=== Records for processing ===
· · · · · · ·

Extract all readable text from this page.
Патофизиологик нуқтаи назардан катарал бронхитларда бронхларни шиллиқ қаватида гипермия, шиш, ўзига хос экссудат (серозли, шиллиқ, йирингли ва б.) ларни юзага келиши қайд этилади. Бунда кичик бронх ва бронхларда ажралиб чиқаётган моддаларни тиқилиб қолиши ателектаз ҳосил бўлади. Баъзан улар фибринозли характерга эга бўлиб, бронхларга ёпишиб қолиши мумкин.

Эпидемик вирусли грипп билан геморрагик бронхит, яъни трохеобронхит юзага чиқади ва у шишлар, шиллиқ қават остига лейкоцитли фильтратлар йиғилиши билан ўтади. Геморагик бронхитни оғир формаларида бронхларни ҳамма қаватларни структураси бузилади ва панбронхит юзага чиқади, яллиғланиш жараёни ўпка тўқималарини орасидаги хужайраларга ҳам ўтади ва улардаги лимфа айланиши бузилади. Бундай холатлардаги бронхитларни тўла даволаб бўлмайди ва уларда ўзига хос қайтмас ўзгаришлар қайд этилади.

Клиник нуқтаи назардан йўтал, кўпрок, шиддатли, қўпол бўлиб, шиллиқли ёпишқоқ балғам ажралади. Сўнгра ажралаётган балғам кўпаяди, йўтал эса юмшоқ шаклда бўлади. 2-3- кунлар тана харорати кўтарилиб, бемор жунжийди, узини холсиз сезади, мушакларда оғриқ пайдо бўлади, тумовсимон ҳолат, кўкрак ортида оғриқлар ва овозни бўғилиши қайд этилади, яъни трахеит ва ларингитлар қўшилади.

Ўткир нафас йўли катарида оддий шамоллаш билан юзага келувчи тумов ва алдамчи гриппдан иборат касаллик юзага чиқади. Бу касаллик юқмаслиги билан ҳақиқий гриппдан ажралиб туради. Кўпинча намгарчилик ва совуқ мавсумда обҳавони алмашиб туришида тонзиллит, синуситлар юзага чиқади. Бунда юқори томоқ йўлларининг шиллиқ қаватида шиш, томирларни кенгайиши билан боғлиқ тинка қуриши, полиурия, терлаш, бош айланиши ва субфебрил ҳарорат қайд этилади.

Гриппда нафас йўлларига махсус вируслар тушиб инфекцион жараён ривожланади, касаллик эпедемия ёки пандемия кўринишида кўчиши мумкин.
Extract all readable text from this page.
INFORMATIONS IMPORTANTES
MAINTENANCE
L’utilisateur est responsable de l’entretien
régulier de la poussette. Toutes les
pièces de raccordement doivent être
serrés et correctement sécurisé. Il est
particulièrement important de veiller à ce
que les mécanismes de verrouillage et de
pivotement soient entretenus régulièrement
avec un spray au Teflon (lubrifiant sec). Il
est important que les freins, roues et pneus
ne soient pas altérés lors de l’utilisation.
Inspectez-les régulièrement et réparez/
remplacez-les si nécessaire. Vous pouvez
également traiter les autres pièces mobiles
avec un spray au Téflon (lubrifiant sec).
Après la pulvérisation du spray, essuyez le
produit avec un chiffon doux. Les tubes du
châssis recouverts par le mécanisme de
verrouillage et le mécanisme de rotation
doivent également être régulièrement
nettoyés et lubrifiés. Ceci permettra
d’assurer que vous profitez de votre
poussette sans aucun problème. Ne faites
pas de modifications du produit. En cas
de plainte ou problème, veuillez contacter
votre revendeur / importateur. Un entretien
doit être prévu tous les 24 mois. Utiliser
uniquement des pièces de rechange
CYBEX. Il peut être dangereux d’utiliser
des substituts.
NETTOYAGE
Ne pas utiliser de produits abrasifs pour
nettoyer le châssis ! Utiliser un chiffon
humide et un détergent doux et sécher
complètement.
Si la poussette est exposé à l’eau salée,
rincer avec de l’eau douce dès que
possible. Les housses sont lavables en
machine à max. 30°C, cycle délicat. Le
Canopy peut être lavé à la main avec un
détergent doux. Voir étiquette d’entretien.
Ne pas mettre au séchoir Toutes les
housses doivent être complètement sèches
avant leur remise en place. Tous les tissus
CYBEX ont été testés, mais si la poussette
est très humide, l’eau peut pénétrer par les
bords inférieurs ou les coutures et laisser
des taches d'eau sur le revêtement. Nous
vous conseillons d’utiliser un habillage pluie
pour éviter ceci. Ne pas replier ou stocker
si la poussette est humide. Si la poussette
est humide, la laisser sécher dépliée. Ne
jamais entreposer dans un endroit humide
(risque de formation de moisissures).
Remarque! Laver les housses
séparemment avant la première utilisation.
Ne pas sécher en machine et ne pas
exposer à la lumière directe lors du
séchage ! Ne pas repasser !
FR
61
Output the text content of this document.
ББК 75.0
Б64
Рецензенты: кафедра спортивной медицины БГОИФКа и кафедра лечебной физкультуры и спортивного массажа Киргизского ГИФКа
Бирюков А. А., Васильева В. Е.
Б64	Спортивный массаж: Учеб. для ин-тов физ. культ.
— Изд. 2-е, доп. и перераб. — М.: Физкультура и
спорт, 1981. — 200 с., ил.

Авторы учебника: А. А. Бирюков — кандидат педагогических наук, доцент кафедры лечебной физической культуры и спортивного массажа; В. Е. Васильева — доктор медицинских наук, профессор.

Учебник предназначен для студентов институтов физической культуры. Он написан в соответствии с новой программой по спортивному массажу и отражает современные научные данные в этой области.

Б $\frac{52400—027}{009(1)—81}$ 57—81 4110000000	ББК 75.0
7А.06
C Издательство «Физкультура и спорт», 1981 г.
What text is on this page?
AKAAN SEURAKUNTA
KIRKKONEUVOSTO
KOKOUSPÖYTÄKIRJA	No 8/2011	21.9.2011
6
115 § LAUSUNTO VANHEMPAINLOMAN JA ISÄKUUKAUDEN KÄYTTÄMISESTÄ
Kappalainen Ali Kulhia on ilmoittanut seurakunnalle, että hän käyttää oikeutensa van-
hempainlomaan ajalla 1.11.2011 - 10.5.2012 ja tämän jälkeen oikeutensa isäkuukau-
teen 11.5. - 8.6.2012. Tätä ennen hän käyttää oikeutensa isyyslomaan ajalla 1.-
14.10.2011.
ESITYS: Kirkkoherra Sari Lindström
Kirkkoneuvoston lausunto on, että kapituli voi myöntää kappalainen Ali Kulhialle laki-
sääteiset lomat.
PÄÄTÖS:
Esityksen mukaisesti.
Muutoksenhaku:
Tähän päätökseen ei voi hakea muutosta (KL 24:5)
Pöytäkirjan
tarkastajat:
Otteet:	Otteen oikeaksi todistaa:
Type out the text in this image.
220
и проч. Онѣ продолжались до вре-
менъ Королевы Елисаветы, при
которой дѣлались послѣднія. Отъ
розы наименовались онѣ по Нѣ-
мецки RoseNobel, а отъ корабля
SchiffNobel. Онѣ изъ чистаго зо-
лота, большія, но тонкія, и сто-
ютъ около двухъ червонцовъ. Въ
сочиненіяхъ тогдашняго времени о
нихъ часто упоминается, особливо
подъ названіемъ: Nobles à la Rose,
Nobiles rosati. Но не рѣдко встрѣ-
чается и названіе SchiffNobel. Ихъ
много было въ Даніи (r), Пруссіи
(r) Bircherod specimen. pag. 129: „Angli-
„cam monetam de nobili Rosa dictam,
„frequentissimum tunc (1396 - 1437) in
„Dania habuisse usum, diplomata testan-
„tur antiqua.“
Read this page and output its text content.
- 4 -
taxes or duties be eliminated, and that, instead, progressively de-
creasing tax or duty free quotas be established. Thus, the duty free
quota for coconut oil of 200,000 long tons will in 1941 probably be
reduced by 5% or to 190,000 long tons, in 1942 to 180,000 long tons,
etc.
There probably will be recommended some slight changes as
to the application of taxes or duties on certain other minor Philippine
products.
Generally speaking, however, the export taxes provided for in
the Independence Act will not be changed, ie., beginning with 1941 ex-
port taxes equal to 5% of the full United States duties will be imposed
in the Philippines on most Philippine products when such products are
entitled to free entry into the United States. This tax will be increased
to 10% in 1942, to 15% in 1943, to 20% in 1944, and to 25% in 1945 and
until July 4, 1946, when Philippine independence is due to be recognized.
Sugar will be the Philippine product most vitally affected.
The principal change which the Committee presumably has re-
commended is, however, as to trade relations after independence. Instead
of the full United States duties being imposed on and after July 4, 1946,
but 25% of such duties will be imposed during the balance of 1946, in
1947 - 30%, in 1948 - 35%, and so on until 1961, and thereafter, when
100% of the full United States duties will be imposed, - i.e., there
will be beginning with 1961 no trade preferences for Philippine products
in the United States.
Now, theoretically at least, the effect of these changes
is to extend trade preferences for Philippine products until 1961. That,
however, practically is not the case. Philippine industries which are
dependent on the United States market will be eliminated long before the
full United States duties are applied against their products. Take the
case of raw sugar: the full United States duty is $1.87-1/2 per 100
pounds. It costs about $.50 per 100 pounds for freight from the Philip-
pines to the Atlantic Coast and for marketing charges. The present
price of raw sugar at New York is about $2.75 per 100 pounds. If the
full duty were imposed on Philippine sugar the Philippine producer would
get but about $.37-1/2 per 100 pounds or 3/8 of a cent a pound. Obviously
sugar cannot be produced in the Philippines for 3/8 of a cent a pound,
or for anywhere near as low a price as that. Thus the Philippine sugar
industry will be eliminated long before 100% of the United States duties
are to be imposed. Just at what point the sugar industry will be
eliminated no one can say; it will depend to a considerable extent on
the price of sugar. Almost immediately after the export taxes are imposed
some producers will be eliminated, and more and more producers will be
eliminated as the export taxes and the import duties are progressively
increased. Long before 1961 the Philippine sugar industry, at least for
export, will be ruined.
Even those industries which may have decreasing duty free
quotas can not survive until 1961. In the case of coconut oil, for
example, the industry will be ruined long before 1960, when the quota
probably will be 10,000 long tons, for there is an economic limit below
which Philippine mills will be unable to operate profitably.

· · · · · · ·

=== Stated task ===
Each line that holds the word "яъни" should be extracted from the records.

=== Exercise solution ===
Эпидемик вирусли грипп билан геморрагик бронхит, яъни трохеобронхит юзага чиқади ва у шишлар, шиллиқ қават остига лейкоцитли фильтратлар йиғилиши билан ўтади. Геморагик бронхитни оғир формаларида бронхларни ҳамма қаватларни структураси бузилади ва панбронхит юзага чиқади, яллиғланиш жараёни ўпка тўқималарини орасидаги хужайраларга ҳам ўтади ва улардаги лимфа айланиши бузилади. Бундай холатлардаги бронхитларни тўла даволаб бўлмайди ва уларда ўзига хос қайтмас ўзгаришлар қайд этилади.
Клиник нуқтаи назардан йўтал, кўпрок, шиддатли, қўпол бўлиб, шиллиқли ёпишқоқ балғам ажралади. Сўнгра ажралаётган балғам кўпаяди, йўтал эса юмшоқ шаклда бўлади. 2-3- кунлар тана харорати кўтарилиб, бемор жунжийди, узини холсиз сезади, мушакларда оғриқ пайдо бўлади, тумовсимон ҳолат, кўкрак ортида оғриқлар ва овозни бўғилиши қайд этилади, яъни трахеит ва ларингитлар қўшилади.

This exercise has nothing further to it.